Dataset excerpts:
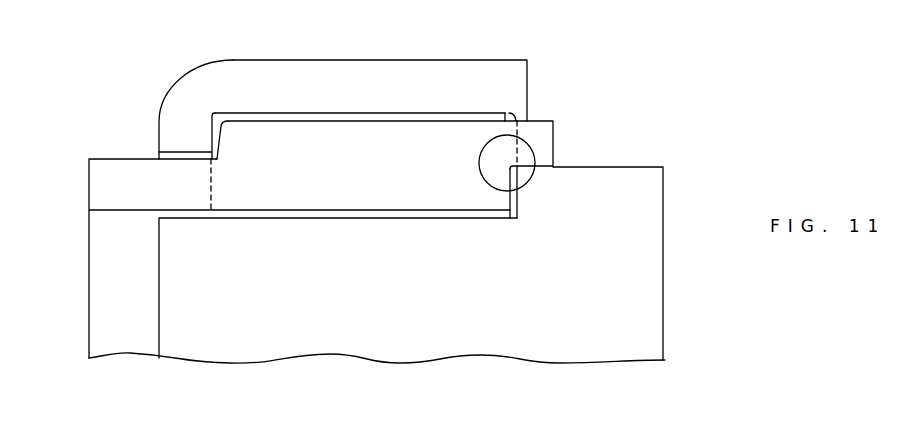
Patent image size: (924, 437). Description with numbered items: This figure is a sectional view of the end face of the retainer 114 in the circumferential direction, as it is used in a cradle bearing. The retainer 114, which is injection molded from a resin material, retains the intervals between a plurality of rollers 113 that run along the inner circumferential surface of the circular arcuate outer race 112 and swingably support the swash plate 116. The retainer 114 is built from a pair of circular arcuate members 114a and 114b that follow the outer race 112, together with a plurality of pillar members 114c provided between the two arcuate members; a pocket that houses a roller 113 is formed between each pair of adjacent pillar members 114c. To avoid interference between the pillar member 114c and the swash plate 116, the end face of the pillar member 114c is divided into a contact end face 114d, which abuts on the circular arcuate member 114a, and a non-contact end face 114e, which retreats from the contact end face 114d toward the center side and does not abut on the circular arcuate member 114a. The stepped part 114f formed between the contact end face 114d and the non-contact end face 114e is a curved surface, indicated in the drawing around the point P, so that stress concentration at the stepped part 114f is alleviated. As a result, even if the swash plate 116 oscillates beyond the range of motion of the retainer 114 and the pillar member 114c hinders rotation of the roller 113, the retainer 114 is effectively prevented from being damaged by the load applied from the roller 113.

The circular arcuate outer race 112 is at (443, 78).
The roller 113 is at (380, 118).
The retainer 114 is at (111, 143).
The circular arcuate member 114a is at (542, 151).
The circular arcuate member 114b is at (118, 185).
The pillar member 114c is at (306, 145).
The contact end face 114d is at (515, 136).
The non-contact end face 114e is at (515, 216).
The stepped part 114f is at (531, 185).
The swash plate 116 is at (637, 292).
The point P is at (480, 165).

* * *

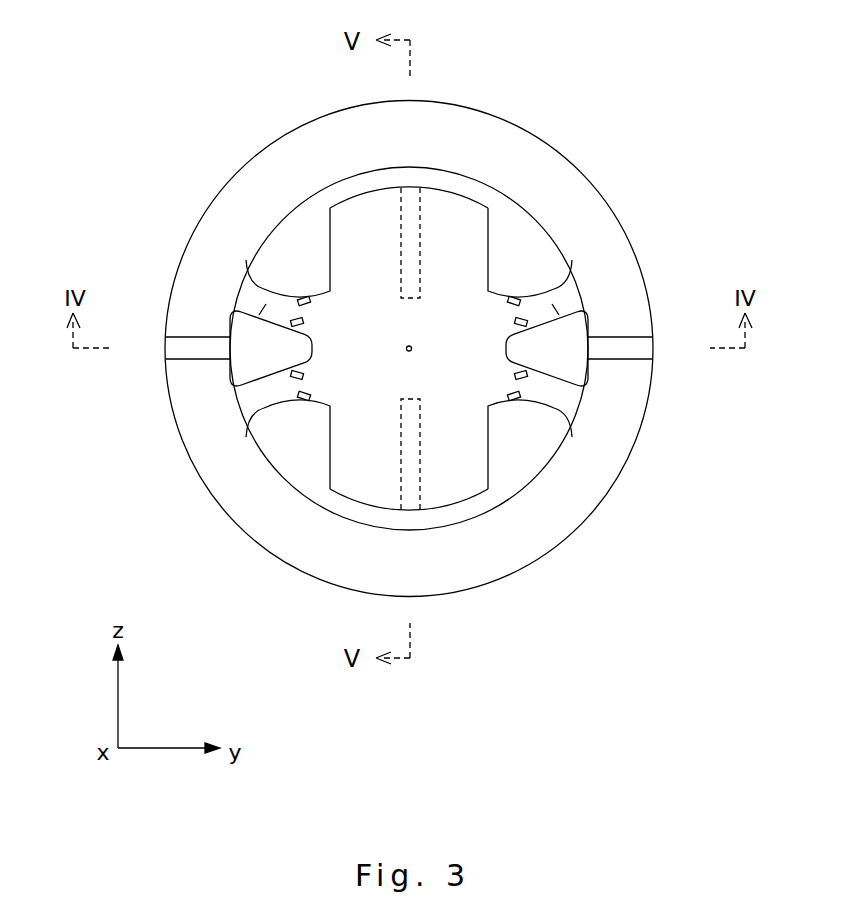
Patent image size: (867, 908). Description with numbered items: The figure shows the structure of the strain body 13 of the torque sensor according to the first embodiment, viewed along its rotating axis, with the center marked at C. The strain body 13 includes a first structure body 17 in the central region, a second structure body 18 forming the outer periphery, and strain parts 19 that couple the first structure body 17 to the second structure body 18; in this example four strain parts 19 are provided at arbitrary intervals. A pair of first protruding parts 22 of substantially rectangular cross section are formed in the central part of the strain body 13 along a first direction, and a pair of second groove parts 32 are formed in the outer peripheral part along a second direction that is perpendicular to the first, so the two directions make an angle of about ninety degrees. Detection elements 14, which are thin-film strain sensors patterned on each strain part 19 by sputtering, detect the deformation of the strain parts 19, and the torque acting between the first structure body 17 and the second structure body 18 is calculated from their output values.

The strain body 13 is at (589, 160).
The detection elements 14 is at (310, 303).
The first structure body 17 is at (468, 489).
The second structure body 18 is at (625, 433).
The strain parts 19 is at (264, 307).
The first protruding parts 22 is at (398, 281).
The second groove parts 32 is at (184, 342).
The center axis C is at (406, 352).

• INSTRUCTIONS FOR THE TASK
Please reproduce the material from the line containing "Patent image size: (867, 908)." through the line containing "The center axis C is at (406, 352).", inclusive, substituting "torque detector" for "torque sensor" and leaving everything else unchanged.

• RESPONSE FOR THIS EXERCISE
Patent image size: (867, 908). Description with numbered items: The figure shows the structure of the strain body 13 of the torque detector according to the first embodiment, viewed along its rotating axis, with the center marked at C. The strain body 13 includes a first structure body 17 in the central region, a second structure body 18 forming the outer periphery, and strain parts 19 that couple the first structure body 17 to the second structure body 18; in this example four strain parts 19 are provided at arbitrary intervals. A pair of first protruding parts 22 of substantially rectangular cross section are formed in the central part of the strain body 13 along a first direction, and a pair of second groove parts 32 are formed in the outer peripheral part along a second direction that is perpendicular to the first, so the two directions make an angle of about ninety degrees. Detection elements 14, which are thin-film strain sensors patterned on each strain part 19 by sputtering, detect the deformation of the strain parts 19, and the torque acting between the first structure body 17 and the second structure body 18 is calculated from their output values.

The strain body 13 is at (589, 160).
The detection elements 14 is at (310, 303).
The first structure body 17 is at (468, 489).
The second structure body 18 is at (625, 433).
The strain parts 19 is at (264, 307).
The first protruding parts 22 is at (398, 281).
The second groove parts 32 is at (184, 342).
The center axis C is at (406, 352).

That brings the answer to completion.